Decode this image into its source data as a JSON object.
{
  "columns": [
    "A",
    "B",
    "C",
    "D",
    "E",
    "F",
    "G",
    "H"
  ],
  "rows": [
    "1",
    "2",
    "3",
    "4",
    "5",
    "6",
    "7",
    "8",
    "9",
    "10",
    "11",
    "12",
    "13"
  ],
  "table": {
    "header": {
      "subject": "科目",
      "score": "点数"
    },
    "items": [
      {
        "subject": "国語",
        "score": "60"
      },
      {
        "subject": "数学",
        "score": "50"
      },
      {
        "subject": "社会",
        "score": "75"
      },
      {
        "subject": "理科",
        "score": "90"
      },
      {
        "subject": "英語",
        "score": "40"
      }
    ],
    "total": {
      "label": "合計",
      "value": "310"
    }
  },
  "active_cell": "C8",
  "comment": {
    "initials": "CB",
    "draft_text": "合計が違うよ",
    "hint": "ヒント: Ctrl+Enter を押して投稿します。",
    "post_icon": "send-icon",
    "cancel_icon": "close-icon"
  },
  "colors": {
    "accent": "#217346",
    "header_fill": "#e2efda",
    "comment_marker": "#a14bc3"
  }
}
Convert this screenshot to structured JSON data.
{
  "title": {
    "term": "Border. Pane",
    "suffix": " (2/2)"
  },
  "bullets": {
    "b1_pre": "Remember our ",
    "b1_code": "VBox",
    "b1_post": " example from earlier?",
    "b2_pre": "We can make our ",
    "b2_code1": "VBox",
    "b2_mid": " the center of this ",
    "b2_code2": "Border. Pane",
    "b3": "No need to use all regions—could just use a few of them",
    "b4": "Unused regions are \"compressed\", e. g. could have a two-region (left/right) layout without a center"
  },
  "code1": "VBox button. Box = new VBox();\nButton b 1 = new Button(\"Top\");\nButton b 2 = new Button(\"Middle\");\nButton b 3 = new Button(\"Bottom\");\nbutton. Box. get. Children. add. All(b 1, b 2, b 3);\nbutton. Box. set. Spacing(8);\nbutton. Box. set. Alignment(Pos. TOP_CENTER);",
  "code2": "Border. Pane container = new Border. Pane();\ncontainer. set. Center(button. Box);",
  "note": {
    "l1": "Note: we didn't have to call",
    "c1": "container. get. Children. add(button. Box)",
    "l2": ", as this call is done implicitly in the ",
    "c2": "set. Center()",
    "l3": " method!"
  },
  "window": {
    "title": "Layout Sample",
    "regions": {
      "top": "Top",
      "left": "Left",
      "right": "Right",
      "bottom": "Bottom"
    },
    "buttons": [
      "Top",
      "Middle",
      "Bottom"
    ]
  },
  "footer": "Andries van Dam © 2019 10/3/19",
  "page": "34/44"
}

────────────────────────────────────────

Repeat exactly, and only, the lines from the line with "Convert this screenshot" through the end of the listing above, both ends included.

Convert this screenshot to structured JSON data.
{
  "title": {
    "term": "Border. Pane",
    "suffix": " (2/2)"
  },
  "bullets": {
    "b1_pre": "Remember our ",
    "b1_code": "VBox",
    "b1_post": " example from earlier?",
    "b2_pre": "We can make our ",
    "b2_code1": "VBox",
    "b2_mid": " the center of this ",
    "b2_code2": "Border. Pane",
    "b3": "No need to use all regions—could just use a few of them",
    "b4": "Unused regions are \"compressed\", e. g. could have a two-region (left/right) layout without a center"
  },
  "code1": "VBox button. Box = new VBox();\nButton b 1 = new Button(\"Top\");\nButton b 2 = new Button(\"Middle\");\nButton b 3 = new Button(\"Bottom\");\nbutton. Box. get. Children. add. All(b 1, b 2, b 3);\nbutton. Box. set. Spacing(8);\nbutton. Box. set. Alignment(Pos. TOP_CENTER);",
  "code2": "Border. Pane container = new Border. Pane();\ncontainer. set. Center(button. Box);",
  "note": {
    "l1": "Note: we didn't have to call",
    "c1": "container. get. Children. add(button. Box)",
    "l2": ", as this call is done implicitly in the ",
    "c2": "set. Center()",
    "l3": " method!"
  },
  "window": {
    "title": "Layout Sample",
    "regions": {
      "top": "Top",
      "left": "Left",
      "right": "Right",
      "bottom": "Bottom"
    },
    "buttons": [
      "Top",
      "Middle",
      "Bottom"
    ]
  },
  "footer": "Andries van Dam © 2019 10/3/19",
  "page": "34/44"
}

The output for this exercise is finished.